*Exercise task:* Output all of the data below exactly as given.

*Excerpted records:*
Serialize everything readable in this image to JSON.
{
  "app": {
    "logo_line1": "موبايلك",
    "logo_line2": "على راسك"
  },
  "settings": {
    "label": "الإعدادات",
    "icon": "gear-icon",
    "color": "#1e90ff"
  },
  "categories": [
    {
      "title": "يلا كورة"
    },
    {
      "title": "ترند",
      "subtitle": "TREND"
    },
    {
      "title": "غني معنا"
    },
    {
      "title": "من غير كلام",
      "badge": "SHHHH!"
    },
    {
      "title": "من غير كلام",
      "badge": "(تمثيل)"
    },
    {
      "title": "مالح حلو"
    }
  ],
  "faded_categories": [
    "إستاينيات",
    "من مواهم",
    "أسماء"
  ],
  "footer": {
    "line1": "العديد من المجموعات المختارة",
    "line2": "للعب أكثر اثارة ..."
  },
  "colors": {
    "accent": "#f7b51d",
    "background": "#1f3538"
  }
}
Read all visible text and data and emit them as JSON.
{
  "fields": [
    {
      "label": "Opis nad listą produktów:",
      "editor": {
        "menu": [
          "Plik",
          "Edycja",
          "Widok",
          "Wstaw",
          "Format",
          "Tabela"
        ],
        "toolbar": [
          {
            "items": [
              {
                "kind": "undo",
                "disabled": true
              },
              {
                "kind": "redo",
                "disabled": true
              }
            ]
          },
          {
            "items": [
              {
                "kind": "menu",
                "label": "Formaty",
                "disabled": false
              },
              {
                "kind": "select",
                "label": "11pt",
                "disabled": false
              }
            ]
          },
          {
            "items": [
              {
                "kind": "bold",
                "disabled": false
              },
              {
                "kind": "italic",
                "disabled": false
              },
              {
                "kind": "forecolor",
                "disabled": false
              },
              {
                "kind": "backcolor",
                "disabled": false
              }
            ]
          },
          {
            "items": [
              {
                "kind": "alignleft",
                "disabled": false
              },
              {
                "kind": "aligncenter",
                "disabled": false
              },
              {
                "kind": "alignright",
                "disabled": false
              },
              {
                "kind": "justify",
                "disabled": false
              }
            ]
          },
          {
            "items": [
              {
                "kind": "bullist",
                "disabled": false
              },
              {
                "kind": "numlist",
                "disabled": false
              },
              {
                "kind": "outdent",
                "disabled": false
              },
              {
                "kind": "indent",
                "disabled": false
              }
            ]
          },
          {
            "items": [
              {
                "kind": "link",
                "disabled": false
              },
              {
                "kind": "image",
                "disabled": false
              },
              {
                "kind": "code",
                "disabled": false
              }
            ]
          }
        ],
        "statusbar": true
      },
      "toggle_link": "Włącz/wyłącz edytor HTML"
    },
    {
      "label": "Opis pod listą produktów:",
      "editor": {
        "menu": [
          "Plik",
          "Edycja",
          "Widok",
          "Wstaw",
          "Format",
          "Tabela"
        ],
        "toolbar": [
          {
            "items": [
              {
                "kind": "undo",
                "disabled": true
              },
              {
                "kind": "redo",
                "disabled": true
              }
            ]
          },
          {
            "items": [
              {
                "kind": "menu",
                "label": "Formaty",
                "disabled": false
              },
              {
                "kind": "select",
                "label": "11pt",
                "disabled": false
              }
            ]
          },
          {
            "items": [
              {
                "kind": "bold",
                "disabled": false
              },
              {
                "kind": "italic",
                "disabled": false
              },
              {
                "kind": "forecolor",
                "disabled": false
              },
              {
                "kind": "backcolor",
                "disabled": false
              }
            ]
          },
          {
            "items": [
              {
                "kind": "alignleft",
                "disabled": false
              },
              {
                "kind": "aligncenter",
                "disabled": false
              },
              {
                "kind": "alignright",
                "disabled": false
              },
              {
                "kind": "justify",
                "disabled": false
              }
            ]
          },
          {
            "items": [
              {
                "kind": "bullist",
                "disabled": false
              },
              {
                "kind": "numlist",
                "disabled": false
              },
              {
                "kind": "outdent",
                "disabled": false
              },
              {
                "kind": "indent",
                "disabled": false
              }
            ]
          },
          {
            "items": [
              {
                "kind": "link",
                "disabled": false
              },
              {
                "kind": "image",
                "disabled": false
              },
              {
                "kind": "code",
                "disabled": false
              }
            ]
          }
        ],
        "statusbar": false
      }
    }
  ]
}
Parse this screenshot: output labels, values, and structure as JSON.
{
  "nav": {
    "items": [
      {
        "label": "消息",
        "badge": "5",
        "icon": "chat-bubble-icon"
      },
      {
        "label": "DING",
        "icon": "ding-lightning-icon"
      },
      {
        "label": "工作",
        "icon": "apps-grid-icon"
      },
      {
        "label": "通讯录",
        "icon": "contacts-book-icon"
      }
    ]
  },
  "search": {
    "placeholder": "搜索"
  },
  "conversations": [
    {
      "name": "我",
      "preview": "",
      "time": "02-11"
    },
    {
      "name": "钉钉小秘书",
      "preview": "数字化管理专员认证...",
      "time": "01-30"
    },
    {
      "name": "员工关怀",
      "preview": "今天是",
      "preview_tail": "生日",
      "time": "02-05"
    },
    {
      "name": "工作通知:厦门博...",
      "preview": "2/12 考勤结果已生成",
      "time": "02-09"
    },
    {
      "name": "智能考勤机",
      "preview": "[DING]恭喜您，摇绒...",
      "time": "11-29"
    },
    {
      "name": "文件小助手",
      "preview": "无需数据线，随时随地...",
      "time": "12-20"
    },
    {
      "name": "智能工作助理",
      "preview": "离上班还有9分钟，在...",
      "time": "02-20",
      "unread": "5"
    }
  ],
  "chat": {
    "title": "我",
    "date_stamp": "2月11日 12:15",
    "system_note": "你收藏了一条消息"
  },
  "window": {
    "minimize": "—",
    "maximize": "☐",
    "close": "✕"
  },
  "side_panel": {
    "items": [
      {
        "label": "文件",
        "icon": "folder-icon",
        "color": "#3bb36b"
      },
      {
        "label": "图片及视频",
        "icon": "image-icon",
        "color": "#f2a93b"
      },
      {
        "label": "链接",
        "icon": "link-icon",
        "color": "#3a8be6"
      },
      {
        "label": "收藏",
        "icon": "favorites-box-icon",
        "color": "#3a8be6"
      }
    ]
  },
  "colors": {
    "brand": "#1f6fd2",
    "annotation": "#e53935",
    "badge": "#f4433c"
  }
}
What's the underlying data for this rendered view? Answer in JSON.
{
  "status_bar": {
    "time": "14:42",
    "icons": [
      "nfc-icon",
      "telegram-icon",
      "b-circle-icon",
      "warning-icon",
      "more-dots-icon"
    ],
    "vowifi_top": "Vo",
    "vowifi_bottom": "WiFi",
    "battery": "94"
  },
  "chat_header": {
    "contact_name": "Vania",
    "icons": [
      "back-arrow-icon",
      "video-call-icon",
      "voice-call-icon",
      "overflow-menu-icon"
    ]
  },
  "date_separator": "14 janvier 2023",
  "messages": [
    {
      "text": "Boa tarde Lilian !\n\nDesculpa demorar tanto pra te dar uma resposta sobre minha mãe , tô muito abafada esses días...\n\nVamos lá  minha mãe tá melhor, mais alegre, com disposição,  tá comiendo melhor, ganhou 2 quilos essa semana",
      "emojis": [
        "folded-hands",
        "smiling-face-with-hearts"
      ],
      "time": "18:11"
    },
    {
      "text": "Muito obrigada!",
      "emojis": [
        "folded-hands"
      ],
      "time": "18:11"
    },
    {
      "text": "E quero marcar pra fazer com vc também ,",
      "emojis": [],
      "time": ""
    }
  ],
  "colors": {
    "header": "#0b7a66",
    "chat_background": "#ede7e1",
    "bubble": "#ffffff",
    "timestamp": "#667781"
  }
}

*Problem solution:*
Serialize everything readable in this image to JSON.
{
  "app": {
    "logo_line1": "موبايلك",
    "logo_line2": "على راسك"
  },
  "settings": {
    "label": "الإعدادات",
    "icon": "gear-icon",
    "color": "#1e90ff"
  },
  "categories": [
    {
      "title": "يلا كورة"
    },
    {
      "title": "ترند",
      "subtitle": "TREND"
    },
    {
      "title": "غني معنا"
    },
    {
      "title": "من غير كلام",
      "badge": "SHHHH!"
    },
    {
      "title": "من غير كلام",
      "badge": "(تمثيل)"
    },
    {
      "title": "مالح حلو"
    }
  ],
  "faded_categories": [
    "إستاينيات",
    "من مواهم",
    "أسماء"
  ],
  "footer": {
    "line1": "العديد من المجموعات المختارة",
    "line2": "للعب أكثر اثارة ..."
  },
  "colors": {
    "accent": "#f7b51d",
    "background": "#1f3538"
  }
}
Read all visible text and data and emit them as JSON.
{
  "fields": [
    {
      "label": "Opis nad listą produktów:",
      "editor": {
        "menu": [
          "Plik",
          "Edycja",
          "Widok",
          "Wstaw",
          "Format",
          "Tabela"
        ],
        "toolbar": [
          {
            "items": [
              {
                "kind": "undo",
                "disabled": true
              },
              {
                "kind": "redo",
                "disabled": true
              }
            ]
          },
          {
            "items": [
              {
                "kind": "menu",
                "label": "Formaty",
                "disabled": false
              },
              {
                "kind": "select",
                "label": "11pt",
                "disabled": false
              }
            ]
          },
          {
            "items": [
              {
                "kind": "bold",
                "disabled": false
              },
              {
                "kind": "italic",
                "disabled": false
              },
              {
                "kind": "forecolor",
                "disabled": false
              },
              {
                "kind": "backcolor",
                "disabled": false
              }
            ]
          },
          {
            "items": [
              {
                "kind": "alignleft",
                "disabled": false
              },
              {
                "kind": "aligncenter",
                "disabled": false
              },
              {
                "kind": "alignright",
                "disabled": false
              },
              {
                "kind": "justify",
                "disabled": false
              }
            ]
          },
          {
            "items": [
              {
                "kind": "bullist",
                "disabled": false
              },
              {
                "kind": "numlist",
                "disabled": false
              },
              {
                "kind": "outdent",
                "disabled": false
              },
              {
                "kind": "indent",
                "disabled": false
              }
            ]
          },
          {
            "items": [
              {
                "kind": "link",
                "disabled": false
              },
              {
                "kind": "image",
                "disabled": false
              },
              {
                "kind": "code",
                "disabled": false
              }
            ]
          }
        ],
        "statusbar": true
      },
      "toggle_link": "Włącz/wyłącz edytor HTML"
    },
    {
      "label": "Opis pod listą produktów:",
      "editor": {
        "menu": [
          "Plik",
          "Edycja",
          "Widok",
          "Wstaw",
          "Format",
          "Tabela"
        ],
        "toolbar": [
          {
            "items": [
              {
                "kind": "undo",
                "disabled": true
              },
              {
                "kind": "redo",
                "disabled": true
              }
            ]
          },
          {
            "items": [
              {
                "kind": "menu",
                "label": "Formaty",
                "disabled": false
              },
              {
                "kind": "select",
                "label": "11pt",
                "disabled": false
              }
            ]
          },
          {
            "items": [
              {
                "kind": "bold",
                "disabled": false
              },
              {
                "kind": "italic",
                "disabled": false
              },
              {
                "kind": "forecolor",
                "disabled": false
              },
              {
                "kind": "backcolor",
                "disabled": false
              }
            ]
          },
          {
            "items": [
              {
                "kind": "alignleft",
                "disabled": false
              },
              {
                "kind": "aligncenter",
                "disabled": false
              },
              {
                "kind": "alignright",
                "disabled": false
              },
              {
                "kind": "justify",
                "disabled": false
              }
            ]
          },
          {
            "items": [
              {
                "kind": "bullist",
                "disabled": false
              },
              {
                "kind": "numlist",
                "disabled": false
              },
              {
                "kind": "outdent",
                "disabled": false
              },
              {
                "kind": "indent",
                "disabled": false
              }
            ]
          },
          {
            "items": [
              {
                "kind": "link",
                "disabled": false
              },
              {
                "kind": "image",
                "disabled": false
              },
              {
                "kind": "code",
                "disabled": false
              }
            ]
          }
        ],
        "statusbar": false
      }
    }
  ]
}
Parse this screenshot: output labels, values, and structure as JSON.
{
  "nav": {
    "items": [
      {
        "label": "消息",
        "badge": "5",
        "icon": "chat-bubble-icon"
      },
      {
        "label": "DING",
        "icon": "ding-lightning-icon"
      },
      {
        "label": "工作",
        "icon": "apps-grid-icon"
      },
      {
        "label": "通讯录",
        "icon": "contacts-book-icon"
      }
    ]
  },
  "search": {
    "placeholder": "搜索"
  },
  "conversations": [
    {
      "name": "我",
      "preview": "",
      "time": "02-11"
    },
    {
      "name": "钉钉小秘书",
      "preview": "数字化管理专员认证...",
      "time": "01-30"
    },
    {
      "name": "员工关怀",
      "preview": "今天是",
      "preview_tail": "生日",
      "time": "02-05"
    },
    {
      "name": "工作通知:厦门博...",
      "preview": "2/12 考勤结果已生成",
      "time": "02-09"
    },
    {
      "name": "智能考勤机",
      "preview": "[DING]恭喜您，摇绒...",
      "time": "11-29"
    },
    {
      "name": "文件小助手",
      "preview": "无需数据线，随时随地...",
      "time": "12-20"
    },
    {
      "name": "智能工作助理",
      "preview": "离上班还有9分钟，在...",
      "time": "02-20",
      "unread": "5"
    }
  ],
  "chat": {
    "title": "我",
    "date_stamp": "2月11日 12:15",
    "system_note": "你收藏了一条消息"
  },
  "window": {
    "minimize": "—",
    "maximize": "☐",
    "close": "✕"
  },
  "side_panel": {
    "items": [
      {
        "label": "文件",
        "icon": "folder-icon",
        "color": "#3bb36b"
      },
      {
        "label": "图片及视频",
        "icon": "image-icon",
        "color": "#f2a93b"
      },
      {
        "label": "链接",
        "icon": "link-icon",
        "color": "#3a8be6"
      },
      {
        "label": "收藏",
        "icon": "favorites-box-icon",
        "color": "#3a8be6"
      }
    ]
  },
  "colors": {
    "brand": "#1f6fd2",
    "annotation": "#e53935",
    "badge": "#f4433c"
  }
}
What's the underlying data for this rendered view? Answer in JSON.
{
  "status_bar": {
    "time": "14:42",
    "icons": [
      "nfc-icon",
      "telegram-icon",
      "b-circle-icon",
      "warning-icon",
      "more-dots-icon"
    ],
    "vowifi_top": "Vo",
    "vowifi_bottom": "WiFi",
    "battery": "94"
  },
  "chat_header": {
    "contact_name": "Vania",
    "icons": [
      "back-arrow-icon",
      "video-call-icon",
      "voice-call-icon",
      "overflow-menu-icon"
    ]
  },
  "date_separator": "14 janvier 2023",
  "messages": [
    {
      "text": "Boa tarde Lilian !\n\nDesculpa demorar tanto pra te dar uma resposta sobre minha mãe , tô muito abafada esses días...\n\nVamos lá  minha mãe tá melhor, mais alegre, com disposição,  tá comiendo melhor, ganhou 2 quilos essa semana",
      "emojis": [
        "folded-hands",
        "smiling-face-with-hearts"
      ],
      "time": "18:11"
    },
    {
      "text": "Muito obrigada!",
      "emojis": [
        "folded-hands"
      ],
      "time": "18:11"
    },
    {
      "text": "E quero marcar pra fazer com vc também ,",
      "emojis": [],
      "time": ""
    }
  ],
  "colors": {
    "header": "#0b7a66",
    "chat_background": "#ede7e1",
    "bubble": "#ffffff",
    "timestamp": "#667781"
  }
}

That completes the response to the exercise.